Pick out every line in the items below that contains the word "Suno", and copy each one unchanged.

[Coordinate annotation items]
┌──

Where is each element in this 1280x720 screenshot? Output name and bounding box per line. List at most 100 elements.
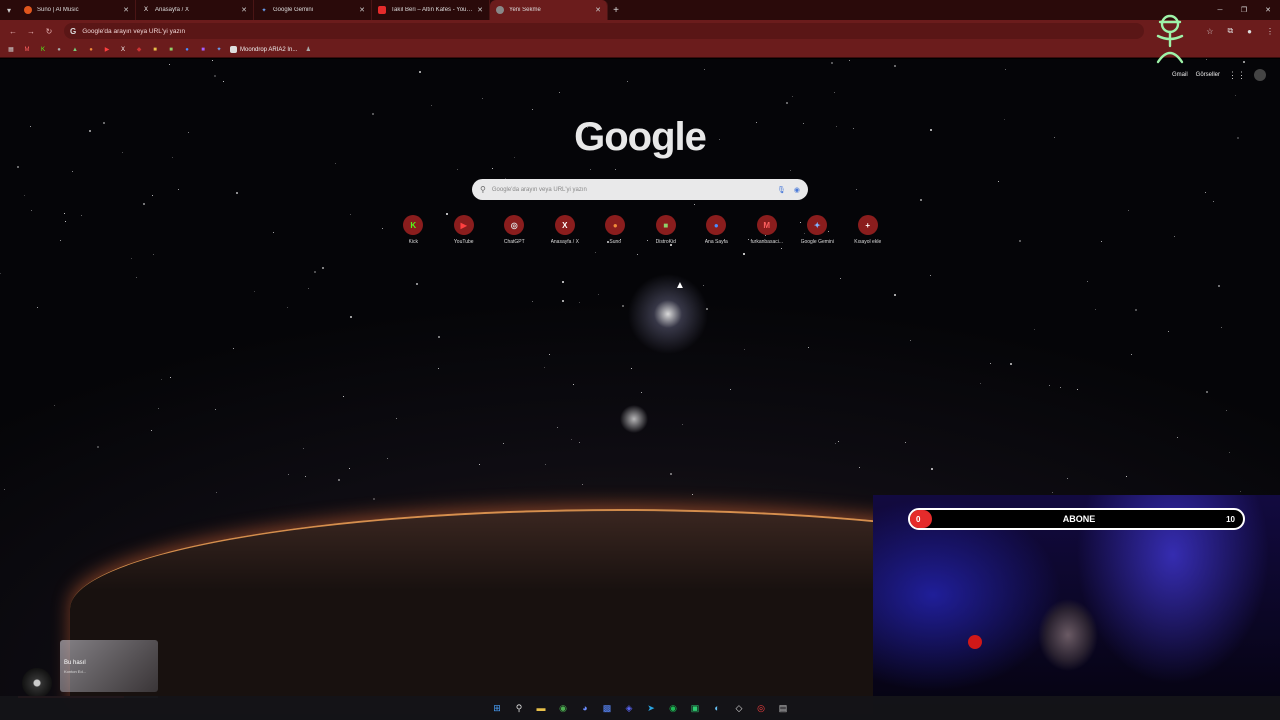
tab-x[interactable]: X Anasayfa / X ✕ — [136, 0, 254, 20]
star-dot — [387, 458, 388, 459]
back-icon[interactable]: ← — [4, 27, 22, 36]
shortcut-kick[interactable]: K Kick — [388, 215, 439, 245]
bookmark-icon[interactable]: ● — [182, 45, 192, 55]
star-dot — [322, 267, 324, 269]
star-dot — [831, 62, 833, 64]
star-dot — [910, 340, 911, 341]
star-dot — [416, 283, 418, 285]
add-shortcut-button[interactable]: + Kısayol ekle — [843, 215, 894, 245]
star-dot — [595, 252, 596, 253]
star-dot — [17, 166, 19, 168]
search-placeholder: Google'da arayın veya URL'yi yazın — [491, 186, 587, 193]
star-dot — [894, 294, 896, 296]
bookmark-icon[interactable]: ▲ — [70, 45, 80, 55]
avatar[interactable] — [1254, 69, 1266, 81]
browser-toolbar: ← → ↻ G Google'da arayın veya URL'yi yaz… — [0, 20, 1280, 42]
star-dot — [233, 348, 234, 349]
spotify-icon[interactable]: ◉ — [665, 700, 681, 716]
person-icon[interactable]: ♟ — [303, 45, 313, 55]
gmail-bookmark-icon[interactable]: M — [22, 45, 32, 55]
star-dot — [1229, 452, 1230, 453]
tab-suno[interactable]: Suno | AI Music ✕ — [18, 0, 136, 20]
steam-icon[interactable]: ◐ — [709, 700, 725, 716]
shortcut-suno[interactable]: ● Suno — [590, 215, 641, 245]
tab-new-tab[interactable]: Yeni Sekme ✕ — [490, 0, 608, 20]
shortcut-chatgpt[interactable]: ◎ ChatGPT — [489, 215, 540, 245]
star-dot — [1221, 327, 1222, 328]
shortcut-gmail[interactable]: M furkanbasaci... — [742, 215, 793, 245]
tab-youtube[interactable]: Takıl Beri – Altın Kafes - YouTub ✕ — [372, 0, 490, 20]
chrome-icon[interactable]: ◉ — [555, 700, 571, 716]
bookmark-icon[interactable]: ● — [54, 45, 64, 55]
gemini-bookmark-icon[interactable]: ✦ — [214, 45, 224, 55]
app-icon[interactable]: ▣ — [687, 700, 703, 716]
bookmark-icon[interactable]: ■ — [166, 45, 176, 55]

└──

[Full output]
tab-suno[interactable]: Suno | AI Music ✕ — [18, 0, 136, 20]
shortcut-suno[interactable]: ● Suno — [590, 215, 641, 245]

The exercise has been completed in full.